YOUR GOAL >> Which lines contain the string "Telecommunications"? Please list every one of them.

Recorded data >>

# # # # # # #

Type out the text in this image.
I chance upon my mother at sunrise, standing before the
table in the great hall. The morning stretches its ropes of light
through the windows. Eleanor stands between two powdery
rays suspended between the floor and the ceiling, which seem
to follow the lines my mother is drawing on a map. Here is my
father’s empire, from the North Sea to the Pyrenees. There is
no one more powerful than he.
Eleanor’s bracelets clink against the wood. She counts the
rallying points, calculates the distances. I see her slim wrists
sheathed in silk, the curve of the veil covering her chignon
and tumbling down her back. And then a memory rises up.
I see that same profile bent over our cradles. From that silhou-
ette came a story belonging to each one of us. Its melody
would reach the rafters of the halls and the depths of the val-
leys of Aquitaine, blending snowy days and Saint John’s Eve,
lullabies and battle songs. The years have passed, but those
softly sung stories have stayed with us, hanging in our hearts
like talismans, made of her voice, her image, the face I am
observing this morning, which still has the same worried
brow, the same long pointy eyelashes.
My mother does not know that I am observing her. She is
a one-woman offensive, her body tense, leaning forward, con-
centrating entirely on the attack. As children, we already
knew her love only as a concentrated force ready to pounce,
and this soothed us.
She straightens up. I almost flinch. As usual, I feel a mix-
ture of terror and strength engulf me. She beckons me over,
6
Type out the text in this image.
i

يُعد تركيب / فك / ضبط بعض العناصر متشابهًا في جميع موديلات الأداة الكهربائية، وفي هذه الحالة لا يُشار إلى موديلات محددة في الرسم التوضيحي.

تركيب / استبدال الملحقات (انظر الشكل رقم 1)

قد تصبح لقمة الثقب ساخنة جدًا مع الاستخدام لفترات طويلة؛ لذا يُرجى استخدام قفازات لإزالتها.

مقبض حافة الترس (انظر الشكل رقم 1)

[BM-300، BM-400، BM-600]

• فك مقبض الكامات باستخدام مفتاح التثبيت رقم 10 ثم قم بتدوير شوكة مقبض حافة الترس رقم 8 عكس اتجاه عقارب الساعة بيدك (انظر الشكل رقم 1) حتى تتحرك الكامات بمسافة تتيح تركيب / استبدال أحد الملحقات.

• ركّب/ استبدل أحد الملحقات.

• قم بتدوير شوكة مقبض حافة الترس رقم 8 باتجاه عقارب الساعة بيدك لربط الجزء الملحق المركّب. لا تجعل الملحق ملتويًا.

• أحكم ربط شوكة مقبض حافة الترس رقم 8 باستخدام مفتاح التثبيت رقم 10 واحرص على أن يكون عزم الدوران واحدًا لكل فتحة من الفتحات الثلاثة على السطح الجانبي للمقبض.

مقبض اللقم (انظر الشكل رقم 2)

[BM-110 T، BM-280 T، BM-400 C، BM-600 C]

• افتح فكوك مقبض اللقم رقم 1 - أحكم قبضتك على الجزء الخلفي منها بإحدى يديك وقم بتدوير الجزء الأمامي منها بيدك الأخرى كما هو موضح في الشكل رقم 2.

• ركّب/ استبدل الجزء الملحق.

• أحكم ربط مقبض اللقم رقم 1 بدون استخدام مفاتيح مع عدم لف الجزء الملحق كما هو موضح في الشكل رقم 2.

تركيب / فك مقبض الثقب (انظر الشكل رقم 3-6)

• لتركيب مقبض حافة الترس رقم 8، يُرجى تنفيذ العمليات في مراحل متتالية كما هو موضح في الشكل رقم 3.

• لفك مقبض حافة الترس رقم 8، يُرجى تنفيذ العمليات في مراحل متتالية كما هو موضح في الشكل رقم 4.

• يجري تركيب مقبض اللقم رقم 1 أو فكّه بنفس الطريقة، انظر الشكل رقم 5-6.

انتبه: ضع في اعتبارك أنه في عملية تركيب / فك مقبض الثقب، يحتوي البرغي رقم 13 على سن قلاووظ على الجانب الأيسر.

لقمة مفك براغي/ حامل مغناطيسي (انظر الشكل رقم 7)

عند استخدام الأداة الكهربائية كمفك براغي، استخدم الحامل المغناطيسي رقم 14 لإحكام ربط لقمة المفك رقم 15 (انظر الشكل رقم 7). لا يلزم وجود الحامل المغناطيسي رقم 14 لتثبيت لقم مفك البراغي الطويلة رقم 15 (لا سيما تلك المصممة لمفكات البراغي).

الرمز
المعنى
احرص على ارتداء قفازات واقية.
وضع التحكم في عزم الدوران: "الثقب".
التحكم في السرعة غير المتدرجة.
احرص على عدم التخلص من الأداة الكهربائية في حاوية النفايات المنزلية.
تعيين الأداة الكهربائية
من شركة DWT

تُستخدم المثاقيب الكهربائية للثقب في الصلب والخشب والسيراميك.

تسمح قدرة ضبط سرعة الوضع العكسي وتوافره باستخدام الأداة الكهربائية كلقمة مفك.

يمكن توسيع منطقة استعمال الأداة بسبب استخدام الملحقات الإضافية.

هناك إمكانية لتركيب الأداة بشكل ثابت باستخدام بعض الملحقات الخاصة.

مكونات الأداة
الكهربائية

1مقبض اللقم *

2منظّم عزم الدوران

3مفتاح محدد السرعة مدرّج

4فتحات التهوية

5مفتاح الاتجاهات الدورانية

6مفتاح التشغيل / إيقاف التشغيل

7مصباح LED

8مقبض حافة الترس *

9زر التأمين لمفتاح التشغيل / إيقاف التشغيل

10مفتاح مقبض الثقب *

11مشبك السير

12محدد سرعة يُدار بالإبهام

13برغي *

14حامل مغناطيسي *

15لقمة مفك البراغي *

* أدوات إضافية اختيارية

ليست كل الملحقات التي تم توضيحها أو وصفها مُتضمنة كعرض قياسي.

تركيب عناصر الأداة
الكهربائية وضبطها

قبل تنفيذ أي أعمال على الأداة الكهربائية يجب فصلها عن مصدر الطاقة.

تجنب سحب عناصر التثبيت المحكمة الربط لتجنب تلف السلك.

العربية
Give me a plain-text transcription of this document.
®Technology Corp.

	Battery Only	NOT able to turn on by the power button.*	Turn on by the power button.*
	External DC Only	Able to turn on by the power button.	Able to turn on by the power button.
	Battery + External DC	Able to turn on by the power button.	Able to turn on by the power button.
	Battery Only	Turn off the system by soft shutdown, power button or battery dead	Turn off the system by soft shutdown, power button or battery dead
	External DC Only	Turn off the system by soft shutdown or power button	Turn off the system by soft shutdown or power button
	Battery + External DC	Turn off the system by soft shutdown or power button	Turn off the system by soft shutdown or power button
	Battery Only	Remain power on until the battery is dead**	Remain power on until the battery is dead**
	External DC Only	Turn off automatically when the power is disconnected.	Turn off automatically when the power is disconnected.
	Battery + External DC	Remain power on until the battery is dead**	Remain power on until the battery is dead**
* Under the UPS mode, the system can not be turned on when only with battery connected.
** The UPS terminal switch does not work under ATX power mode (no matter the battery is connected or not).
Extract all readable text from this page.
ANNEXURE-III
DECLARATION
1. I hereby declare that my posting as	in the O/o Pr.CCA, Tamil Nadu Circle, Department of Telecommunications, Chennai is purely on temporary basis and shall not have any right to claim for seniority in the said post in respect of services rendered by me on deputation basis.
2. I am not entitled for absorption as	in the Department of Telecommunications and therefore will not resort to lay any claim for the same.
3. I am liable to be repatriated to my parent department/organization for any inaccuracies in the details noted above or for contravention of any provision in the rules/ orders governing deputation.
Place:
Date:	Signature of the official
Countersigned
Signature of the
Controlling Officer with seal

# # # # # # #

ANSWER >>
1. I hereby declare that my posting as	in the O/o Pr.CCA, Tamil Nadu Circle, Department of Telecommunications, Chennai is purely on temporary basis and shall not have any right to claim for seniority in the said post in respect of services rendered by me on deputation basis.
2. I am not entitled for absorption as	in the Department of Telecommunications and therefore will not resort to lay any claim for the same.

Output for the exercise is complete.